_The task_.
Leave out any picture and return the remaining listing below exactly as given.

+ + + +

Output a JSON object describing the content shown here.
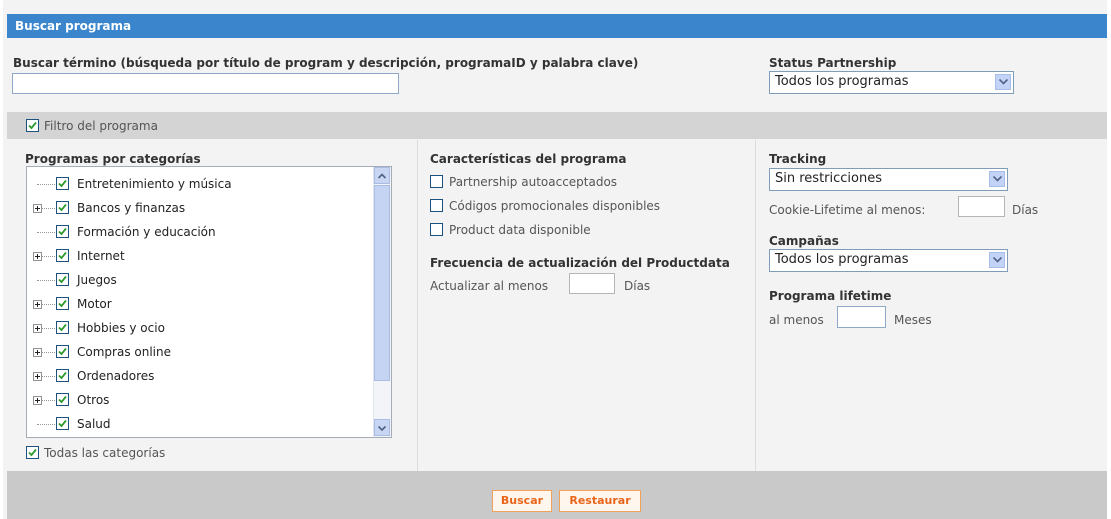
{
  "header": {
    "title": "Buscar programa"
  },
  "search": {
    "label": "Buscar término (búsqueda por título de program y descripción, programaID y palabra clave)",
    "value": ""
  },
  "status_partnership": {
    "label": "Status Partnership",
    "selected": "Todos los programas"
  },
  "filter": {
    "label": "Filtro del programa",
    "checked": true
  },
  "categories": {
    "label": "Programas por categorías",
    "items": [
      {
        "label": "Entretenimiento y música",
        "expandable": false,
        "checked": true
      },
      {
        "label": "Bancos y finanzas",
        "expandable": true,
        "checked": true
      },
      {
        "label": "Formación y educación",
        "expandable": false,
        "checked": true
      },
      {
        "label": "Internet",
        "expandable": true,
        "checked": true
      },
      {
        "label": "Juegos",
        "expandable": false,
        "checked": true
      },
      {
        "label": "Motor",
        "expandable": true,
        "checked": true
      },
      {
        "label": "Hobbies y ocio",
        "expandable": true,
        "checked": true
      },
      {
        "label": "Compras online",
        "expandable": true,
        "checked": true
      },
      {
        "label": "Ordenadores",
        "expandable": true,
        "checked": true
      },
      {
        "label": "Otros",
        "expandable": true,
        "checked": true
      },
      {
        "label": "Salud",
        "expandable": false,
        "checked": true
      }
    ],
    "all_label": "Todas las categorías"
  },
  "characteristics": {
    "label": "Características del programa",
    "options": [
      "Partnership autoacceptados",
      "Códigos promocionales disponibles",
      "Product data disponible"
    ]
  },
  "productdata": {
    "label": "Frecuencia de actualización del Productdata",
    "prefix": "Actualizar al menos",
    "suffix": "Días",
    "value": ""
  },
  "tracking": {
    "label": "Tracking",
    "selected": "Sin restricciones",
    "cookie_label": "Cookie-Lifetime al menos:",
    "cookie_suffix": "Días",
    "cookie_value": ""
  },
  "campaigns": {
    "label": "Campañas",
    "selected": "Todos los programas"
  },
  "lifetime": {
    "label": "Programa lifetime",
    "prefix": "al menos",
    "suffix": "Meses",
    "value": ""
  },
  "buttons": {
    "search": "Buscar",
    "reset": "Restaurar"
  },
  "colors": {
    "header": "#3a85cc",
    "accent_button": "#e8651b",
    "checkbox_check": "#2f9a2f"
  }
}
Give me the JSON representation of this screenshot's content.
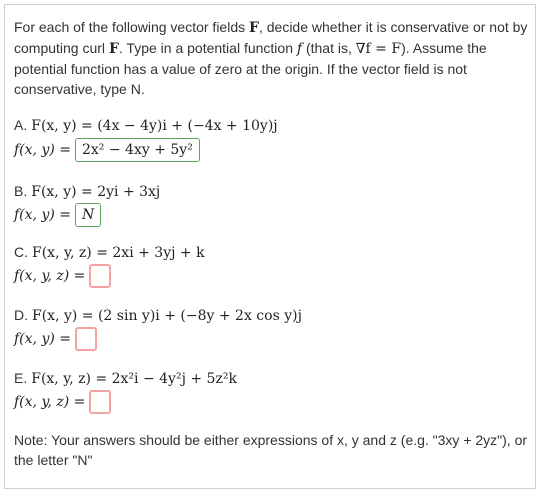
{
  "intro": {
    "text_a": "For each of the following vector fields ",
    "F": "F",
    "text_b": ", decide whether it is conservative or not by computing curl ",
    "text_c": ". Type in a potential function ",
    "f": "f",
    "text_d": " (that is, ",
    "nabla_f": "∇f = F",
    "text_e": "). Assume the potential function has a value of zero at the origin. If the vector field is not conservative, type N."
  },
  "parts": [
    {
      "label": "A.",
      "field": "F(x, y) = (4x − 4y)i + (−4x + 10y)j",
      "f_label": "f(x, y) =",
      "answer": "2x² − 4xy + 5y²",
      "status": "correct"
    },
    {
      "label": "B.",
      "field": "F(x, y) = 2yi + 3xj",
      "f_label": "f(x, y) =",
      "answer": "N",
      "status": "correct"
    },
    {
      "label": "C.",
      "field": "F(x, y, z) = 2xi + 3yj + k",
      "f_label": "f(x, y, z) =",
      "answer": "",
      "status": "empty"
    },
    {
      "label": "D.",
      "field": "F(x, y) = (2 sin y)i + (−8y + 2x cos y)j",
      "f_label": "f(x, y) =",
      "answer": "",
      "status": "empty"
    },
    {
      "label": "E.",
      "field": "F(x, y, z) = 2x²i − 4y²j + 5z²k",
      "f_label": "f(x, y, z) =",
      "answer": "",
      "status": "empty"
    }
  ],
  "note": "Note: Your answers should be either expressions of x, y and z (e.g. \"3xy + 2yz\"), or the letter \"N\"",
  "colors": {
    "correct_border": "#5da75d",
    "empty_border": "#f4a3a3",
    "text": "#333333"
  }
}
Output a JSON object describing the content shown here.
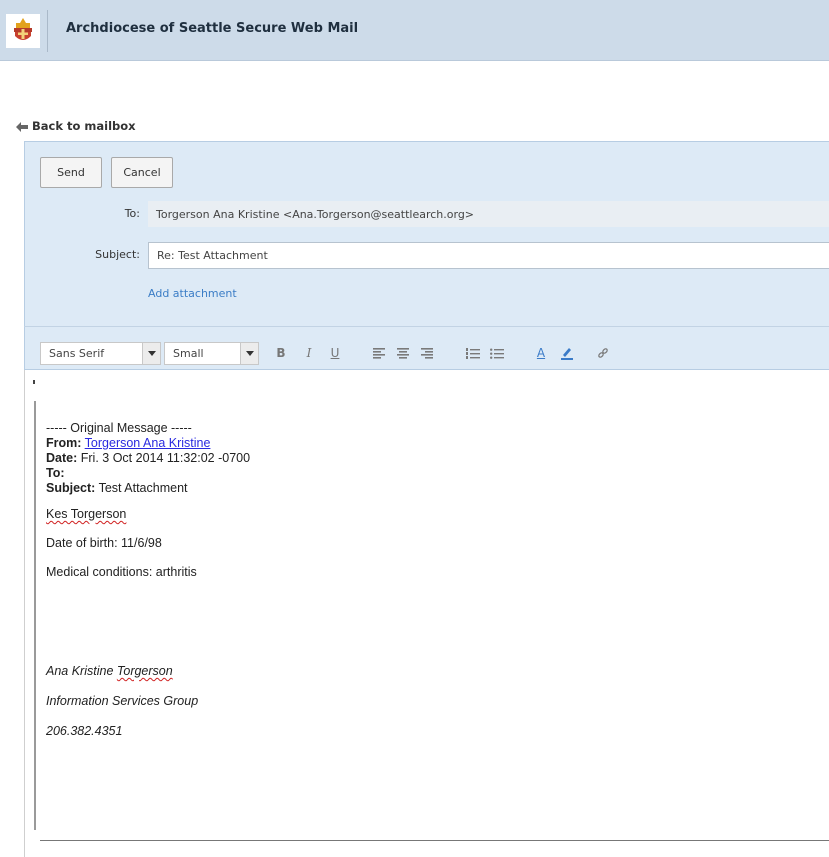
{
  "header": {
    "title": "Archdiocese of Seattle Secure Web Mail"
  },
  "nav": {
    "back_label": "Back to mailbox"
  },
  "actions": {
    "send_label": "Send",
    "cancel_label": "Cancel"
  },
  "compose": {
    "to_label": "To:",
    "to_value": "Torgerson Ana Kristine <Ana.Torgerson@seattlearch.org>",
    "subject_label": "Subject:",
    "subject_value": "Re: Test Attachment",
    "add_attachment_label": "Add attachment"
  },
  "toolbar": {
    "font_family": "Sans Serif",
    "font_size": "Small",
    "icons": [
      "bold-icon",
      "italic-icon",
      "underline-icon",
      "align-left-icon",
      "align-center-icon",
      "align-right-icon",
      "numbered-list-icon",
      "bulleted-list-icon",
      "text-color-icon",
      "highlight-icon",
      "link-icon"
    ]
  },
  "message": {
    "original_header": "----- Original Message -----",
    "from_label": "From:",
    "from_value": "Torgerson Ana Kristine",
    "date_label": "Date:",
    "date_value": "Fri. 3 Oct 2014 11:32:02 -0700",
    "to_label": "To:",
    "subject_label": "Subject:",
    "subject_value": "Test Attachment",
    "name_line": "Kes Torgerson",
    "dob_line": "Date of birth:  11/6/98",
    "medical_line": "Medical conditions:  arthritis",
    "sig_first": "Ana Kristine ",
    "sig_last": "Torgerson",
    "sig_group": "Information Services Group",
    "sig_phone": "206.382.4351"
  },
  "colors": {
    "header_bg": "#cddbe9",
    "panel_bg": "#ddeaf6",
    "link": "#3b7dc6",
    "accent_link": "#2a2ae0"
  }
}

+ + + +

_Final result_.
Output a JSON object describing the content shown here.
{
  "header": {
    "title": "Buscar programa"
  },
  "search": {
    "label": "Buscar término (búsqueda por título de program y descripción, programaID y palabra clave)",
    "value": ""
  },
  "status_partnership": {
    "label": "Status Partnership",
    "selected": "Todos los programas"
  },
  "filter": {
    "label": "Filtro del programa",
    "checked": true
  },
  "categories": {
    "label": "Programas por categorías",
    "items": [
      {
        "label": "Entretenimiento y música",
        "expandable": false,
        "checked": true
      },
      {
        "label": "Bancos y finanzas",
        "expandable": true,
        "checked": true
      },
      {
        "label": "Formación y educación",
        "expandable": false,
        "checked": true
      },
      {
        "label": "Internet",
        "expandable": true,
        "checked": true
      },
      {
        "label": "Juegos",
        "expandable": false,
        "checked": true
      },
      {
        "label": "Motor",
        "expandable": true,
        "checked": true
      },
      {
        "label": "Hobbies y ocio",
        "expandable": true,
        "checked": true
      },
      {
        "label": "Compras online",
        "expandable": true,
        "checked": true
      },
      {
        "label": "Ordenadores",
        "expandable": true,
        "checked": true
      },
      {
        "label": "Otros",
        "expandable": true,
        "checked": true
      },
      {
        "label": "Salud",
        "expandable": false,
        "checked": true
      }
    ],
    "all_label": "Todas las categorías"
  },
  "characteristics": {
    "label": "Características del programa",
    "options": [
      "Partnership autoacceptados",
      "Códigos promocionales disponibles",
      "Product data disponible"
    ]
  },
  "productdata": {
    "label": "Frecuencia de actualización del Productdata",
    "prefix": "Actualizar al menos",
    "suffix": "Días",
    "value": ""
  },
  "tracking": {
    "label": "Tracking",
    "selected": "Sin restricciones",
    "cookie_label": "Cookie-Lifetime al menos:",
    "cookie_suffix": "Días",
    "cookie_value": ""
  },
  "campaigns": {
    "label": "Campañas",
    "selected": "Todos los programas"
  },
  "lifetime": {
    "label": "Programa lifetime",
    "prefix": "al menos",
    "suffix": "Meses",
    "value": ""
  },
  "buttons": {
    "search": "Buscar",
    "reset": "Restaurar"
  },
  "colors": {
    "header": "#3a85cc",
    "accent_button": "#e8651b",
    "checkbox_check": "#2f9a2f"
  }
}
Give me the JSON representation of this screenshot's content.
{
  "intro": {
    "text_a": "For each of the following vector fields ",
    "F": "F",
    "text_b": ", decide whether it is conservative or not by computing curl ",
    "text_c": ". Type in a potential function ",
    "f": "f",
    "text_d": " (that is, ",
    "nabla_f": "∇f = F",
    "text_e": "). Assume the potential function has a value of zero at the origin. If the vector field is not conservative, type N."
  },
  "parts": [
    {
      "label": "A.",
      "field": "F(x, y) = (4x − 4y)i + (−4x + 10y)j",
      "f_label": "f(x, y) =",
      "answer": "2x² − 4xy + 5y²",
      "status": "correct"
    },
    {
      "label": "B.",
      "field": "F(x, y) = 2yi + 3xj",
      "f_label": "f(x, y) =",
      "answer": "N",
      "status": "correct"
    },
    {
      "label": "C.",
      "field": "F(x, y, z) = 2xi + 3yj + k",
      "f_label": "f(x, y, z) =",
      "answer": "",
      "status": "empty"
    },
    {
      "label": "D.",
      "field": "F(x, y) = (2 sin y)i + (−8y + 2x cos y)j",
      "f_label": "f(x, y) =",
      "answer": "",
      "status": "empty"
    },
    {
      "label": "E.",
      "field": "F(x, y, z) = 2x²i − 4y²j + 5z²k",
      "f_label": "f(x, y, z) =",
      "answer": "",
      "status": "empty"
    }
  ],
  "note": "Note: Your answers should be either expressions of x, y and z (e.g. \"3xy + 2yz\"), or the letter \"N\"",
  "colors": {
    "correct_border": "#5da75d",
    "empty_border": "#f4a3a3",
    "text": "#333333"
  }
}
Output a JSON object describing the content shown here.
{
  "header": {
    "title": "Archdiocese of Seattle Secure Web Mail"
  },
  "nav": {
    "back_label": "Back to mailbox"
  },
  "actions": {
    "send_label": "Send",
    "cancel_label": "Cancel"
  },
  "compose": {
    "to_label": "To:",
    "to_value": "Torgerson Ana Kristine <Ana.Torgerson@seattlearch.org>",
    "subject_label": "Subject:",
    "subject_value": "Re: Test Attachment",
    "add_attachment_label": "Add attachment"
  },
  "toolbar": {
    "font_family": "Sans Serif",
    "font_size": "Small",
    "icons": [
      "bold-icon",
      "italic-icon",
      "underline-icon",
      "align-left-icon",
      "align-center-icon",
      "align-right-icon",
      "numbered-list-icon",
      "bulleted-list-icon",
      "text-color-icon",
      "highlight-icon",
      "link-icon"
    ]
  },
  "message": {
    "original_header": "----- Original Message -----",
    "from_label": "From:",
    "from_value": "Torgerson Ana Kristine",
    "date_label": "Date:",
    "date_value": "Fri. 3 Oct 2014 11:32:02 -0700",
    "to_label": "To:",
    "subject_label": "Subject:",
    "subject_value": "Test Attachment",
    "name_line": "Kes Torgerson",
    "dob_line": "Date of birth:  11/6/98",
    "medical_line": "Medical conditions:  arthritis",
    "sig_first": "Ana Kristine ",
    "sig_last": "Torgerson",
    "sig_group": "Information Services Group",
    "sig_phone": "206.382.4351"
  },
  "colors": {
    "header_bg": "#cddbe9",
    "panel_bg": "#ddeaf6",
    "link": "#3b7dc6",
    "accent_link": "#2a2ae0"
  }
}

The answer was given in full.